* [Stated problem] Pick out all lines of the entries that include the word "name" and copy them.
☆ ☆ ☆ ☆ ☆ ☆ ☆
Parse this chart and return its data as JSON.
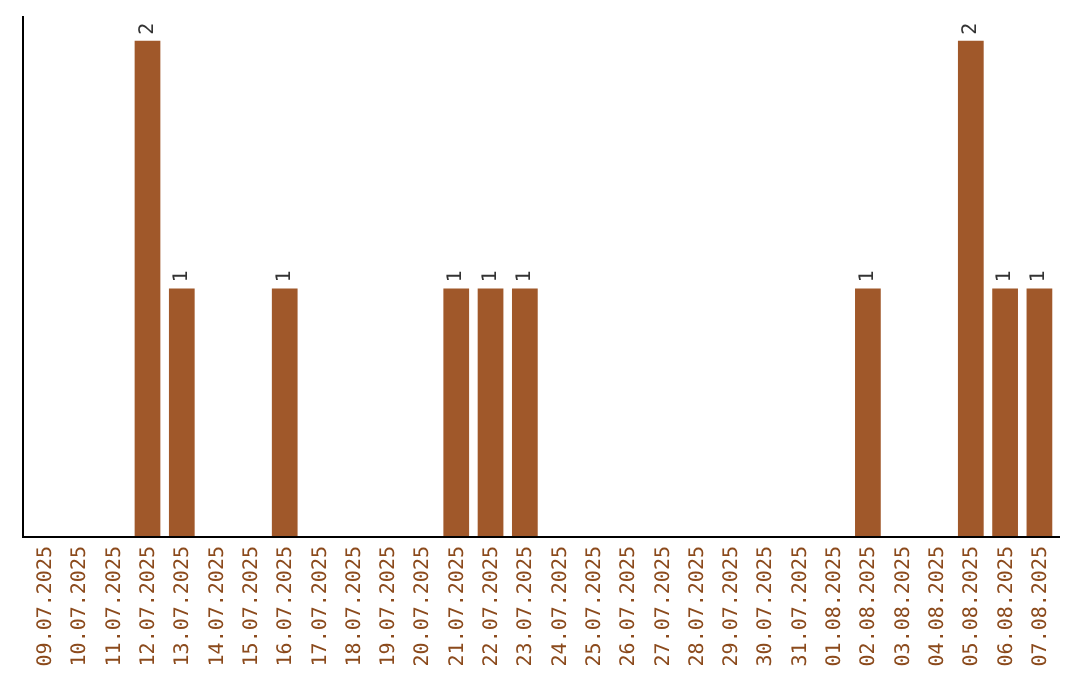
{
  "chart_data": {
    "type": "bar",
    "categories": [
      "09.07.2025",
      "10.07.2025",
      "11.07.2025",
      "12.07.2025",
      "13.07.2025",
      "14.07.2025",
      "15.07.2025",
      "16.07.2025",
      "17.07.2025",
      "18.07.2025",
      "19.07.2025",
      "20.07.2025",
      "21.07.2025",
      "22.07.2025",
      "23.07.2025",
      "24.07.2025",
      "25.07.2025",
      "26.07.2025",
      "27.07.2025",
      "28.07.2025",
      "29.07.2025",
      "30.07.2025",
      "31.07.2025",
      "01.08.2025",
      "02.08.2025",
      "03.08.2025",
      "04.08.2025",
      "05.08.2025",
      "06.08.2025",
      "07.08.2025"
    ],
    "values": [
      0,
      0,
      0,
      2,
      1,
      0,
      0,
      1,
      0,
      0,
      0,
      0,
      1,
      1,
      1,
      0,
      0,
      0,
      0,
      0,
      0,
      0,
      0,
      0,
      1,
      0,
      0,
      2,
      1,
      1
    ],
    "value_labels": [
      null,
      null,
      null,
      "2",
      "1",
      null,
      null,
      "1",
      null,
      null,
      null,
      null,
      "1",
      "1",
      "1",
      null,
      null,
      null,
      null,
      null,
      null,
      null,
      null,
      null,
      "1",
      null,
      null,
      "2",
      "1",
      "1"
    ],
    "color": "#a0582a",
    "ylim": [
      0,
      2.1
    ],
    "tick_labels": "x",
    "grid": false,
    "legend": false
  }
}
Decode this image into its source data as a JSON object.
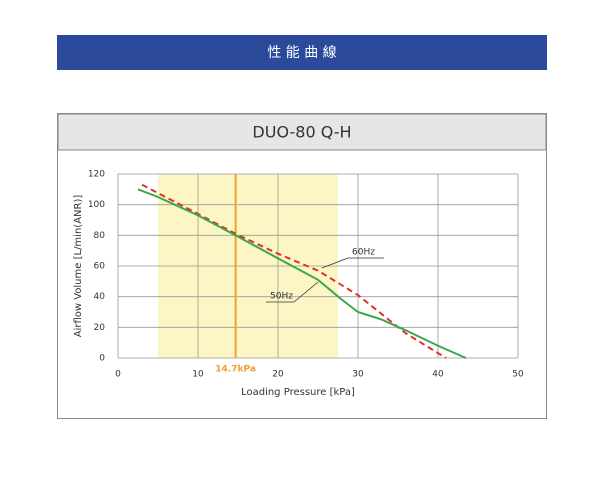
{
  "header": {
    "title": "性 能 曲 線"
  },
  "chart_data": {
    "type": "line",
    "title": "DUO-80 Q-H",
    "xlabel": "Loading Pressure [kPa]",
    "ylabel": "Airflow Volume [L/min(ANR)]",
    "xlim": [
      0,
      50
    ],
    "xticks": [
      0,
      10,
      20,
      30,
      40,
      50
    ],
    "ylim": [
      0,
      120
    ],
    "yticks": [
      0,
      20,
      40,
      60,
      80,
      100,
      120
    ],
    "grid": true,
    "highlight_range": [
      5,
      27.5
    ],
    "highlight_color": "#fbf6c4",
    "marker": {
      "value": 14.7,
      "label": "14.7kPa",
      "color": "#f0a030"
    },
    "series": [
      {
        "name": "60Hz",
        "color": "#e03030",
        "dashed": true,
        "x": [
          3,
          10,
          14.7,
          20,
          25,
          30,
          36,
          41
        ],
        "values": [
          113,
          94,
          81,
          68,
          57,
          41,
          16,
          0
        ]
      },
      {
        "name": "50Hz",
        "color": "#3aa84a",
        "dashed": false,
        "x": [
          2.5,
          5,
          10,
          14.7,
          20,
          25,
          28,
          30,
          33,
          36,
          40,
          43.5
        ],
        "values": [
          110,
          105,
          93,
          80,
          65,
          51,
          38,
          30,
          25,
          18,
          8,
          0
        ]
      }
    ]
  }
}
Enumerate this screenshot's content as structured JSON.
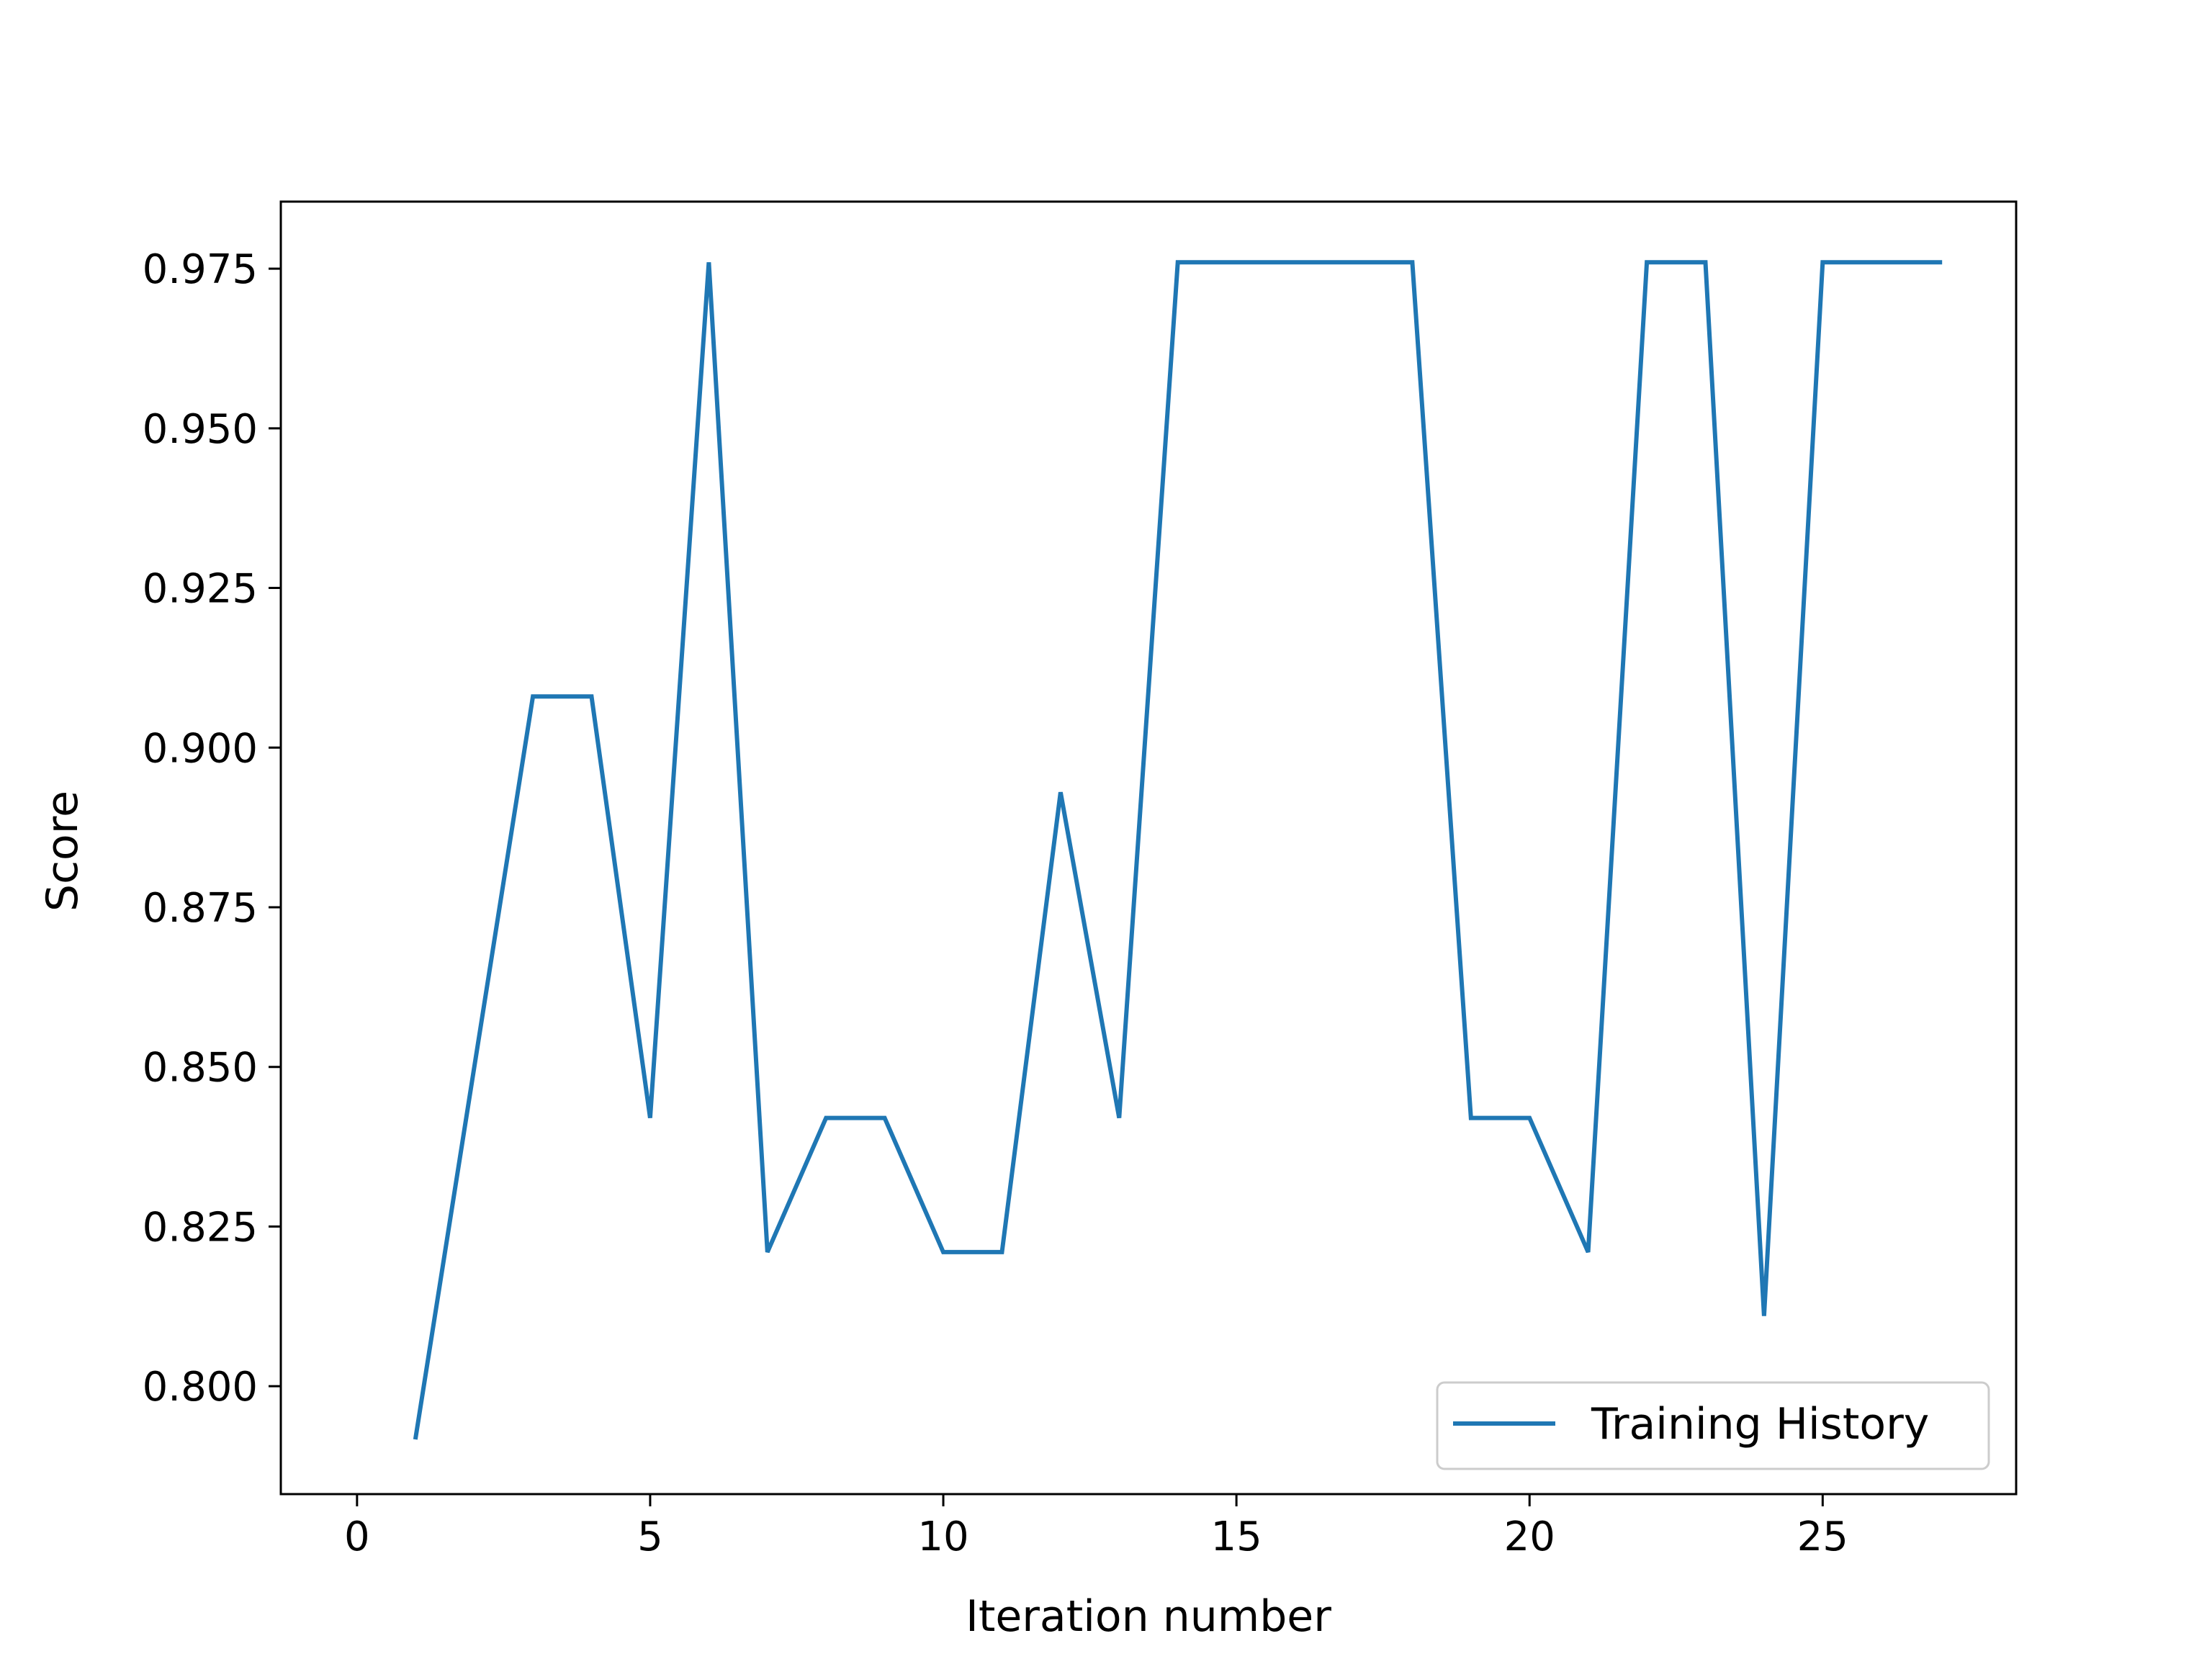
{
  "chart_data": {
    "type": "line",
    "xlabel": "Iteration number",
    "ylabel": "Score",
    "xlim": [
      -1.3,
      28.3
    ],
    "ylim": [
      0.7831,
      0.9855
    ],
    "x_ticks": [
      {
        "value": 0,
        "label": "0"
      },
      {
        "value": 5,
        "label": "5"
      },
      {
        "value": 10,
        "label": "10"
      },
      {
        "value": 15,
        "label": "15"
      },
      {
        "value": 20,
        "label": "20"
      },
      {
        "value": 25,
        "label": "25"
      }
    ],
    "y_ticks": [
      {
        "value": 0.8,
        "label": "0.800"
      },
      {
        "value": 0.825,
        "label": "0.825"
      },
      {
        "value": 0.85,
        "label": "0.850"
      },
      {
        "value": 0.875,
        "label": "0.875"
      },
      {
        "value": 0.9,
        "label": "0.900"
      },
      {
        "value": 0.925,
        "label": "0.925"
      },
      {
        "value": 0.95,
        "label": "0.950"
      },
      {
        "value": 0.975,
        "label": "0.975"
      }
    ],
    "grid": false,
    "legend_position": "lower-right",
    "series": [
      {
        "name": "Training History",
        "color": "#1f77b4",
        "x": [
          1,
          2,
          3,
          4,
          5,
          6,
          7,
          8,
          9,
          10,
          11,
          12,
          13,
          14,
          15,
          16,
          17,
          18,
          19,
          20,
          21,
          22,
          23,
          24,
          25,
          26,
          27
        ],
        "y": [
          0.792,
          0.85,
          0.908,
          0.908,
          0.842,
          0.976,
          0.821,
          0.842,
          0.842,
          0.821,
          0.821,
          0.893,
          0.842,
          0.976,
          0.976,
          0.976,
          0.976,
          0.976,
          0.842,
          0.842,
          0.821,
          0.976,
          0.976,
          0.811,
          0.976,
          0.976,
          0.976
        ]
      }
    ]
  }
}
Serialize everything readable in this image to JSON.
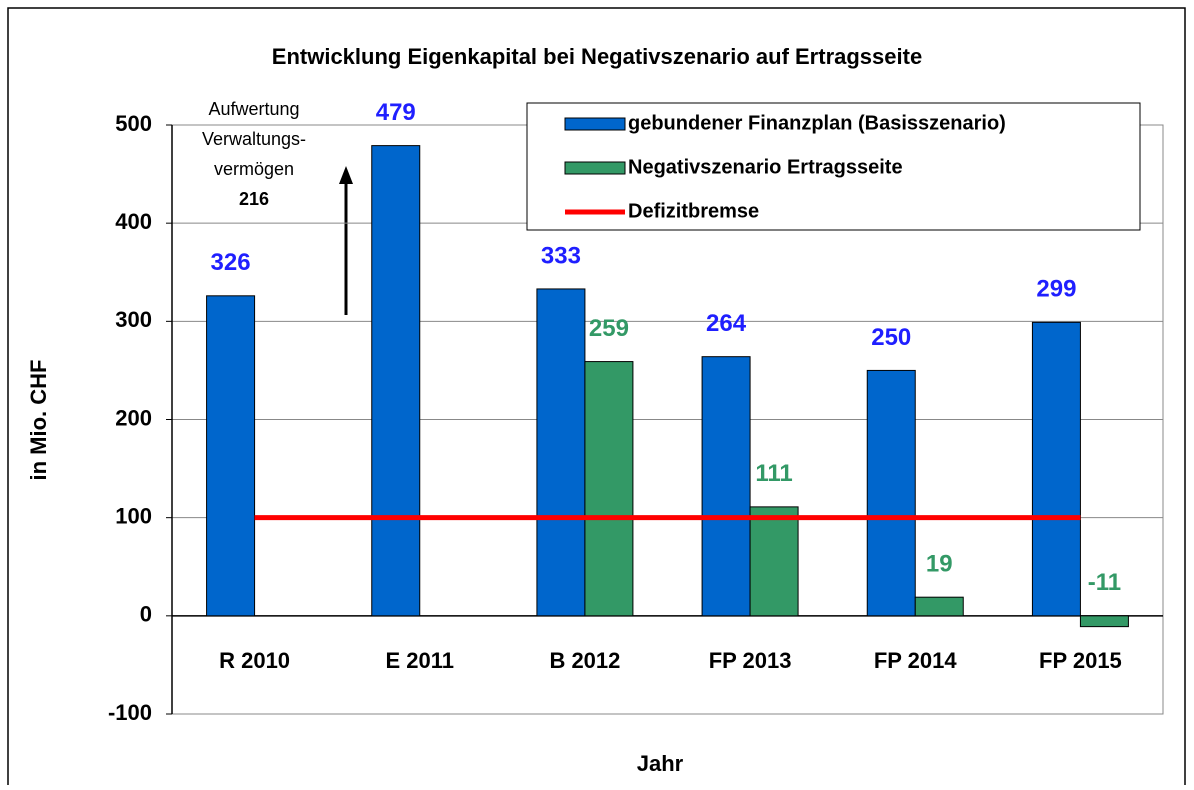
{
  "chart_data": {
    "type": "bar",
    "title": "Entwicklung Eigenkapital bei Negativszenario auf Ertragsseite",
    "x_label": "Jahr",
    "y_label": "in Mio. CHF",
    "categories": [
      "R 2010",
      "E 2011",
      "B 2012",
      "FP 2013",
      "FP 2014",
      "FP 2015"
    ],
    "series": [
      {
        "name": "gebundener Finanzplan (Basisszenario)",
        "type": "bar",
        "color": "#0066cc",
        "label_color": "#1f1fff",
        "values": [
          326,
          479,
          333,
          264,
          250,
          299
        ]
      },
      {
        "name": "Negativszenario Ertragsseite",
        "type": "bar",
        "color": "#339966",
        "label_color": "#339966",
        "values": [
          null,
          null,
          259,
          111,
          19,
          -11
        ]
      },
      {
        "name": "Defizitbremse",
        "type": "line",
        "color": "#ff0000",
        "values": [
          100,
          100,
          100,
          100,
          100,
          100
        ]
      }
    ],
    "ylim": [
      -100,
      500
    ],
    "yticks": [
      -100,
      0,
      100,
      200,
      300,
      400,
      500
    ],
    "grid": true,
    "annotation": {
      "lines": [
        "Aufwertung",
        "Verwaltungs-",
        "vermögen"
      ],
      "value": 216
    }
  }
}
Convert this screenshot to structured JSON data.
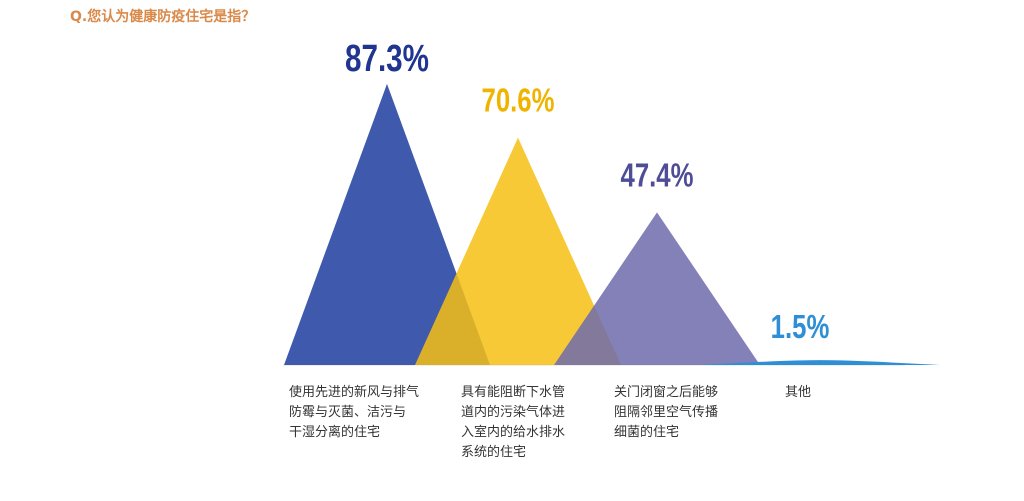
{
  "question": "Q.您认为健康防疫住宅是指？",
  "colors": {
    "question": "#d98a4b",
    "series": [
      "#3550a8",
      "#f6bf13",
      "#6f6bab",
      "#2f8fd6"
    ],
    "value_labels": [
      "#1f3590",
      "#f0b400",
      "#4f4d96",
      "#2f8fd6"
    ]
  },
  "chart_data": {
    "type": "bar",
    "shape": "triangle",
    "categories": [
      "使用先进的新风与排气\n防霉与灭菌、洁污与\n干湿分离的住宅",
      "具有能阻断下水管\n道内的污染气体进\n入室内的给水排水\n系统的住宅",
      "关门闭窗之后能够\n阻隔邻里空气传播\n细菌的住宅",
      "其他"
    ],
    "values": [
      87.3,
      70.6,
      47.4,
      1.5
    ],
    "value_labels": [
      "87.3%",
      "70.6%",
      "47.4%",
      "1.5%"
    ],
    "ylim": [
      0,
      100
    ],
    "grid": false
  }
}
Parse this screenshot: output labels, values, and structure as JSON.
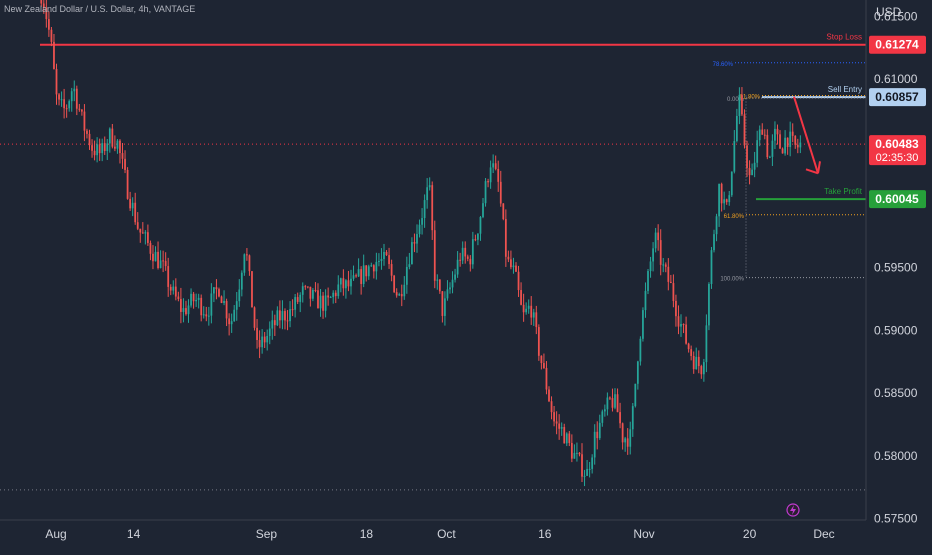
☆ ☆ ☆ ☆ ☆ ☆ ☆
* [The output]
        "name": "60Hz",
        "name": "50Hz",
        "name": "Training History",
        "name": "gebundener Finanzplan (Basisszenario)",
        "name": "Negativszenario Ertragsseite",
        "name": "Defizitbremse",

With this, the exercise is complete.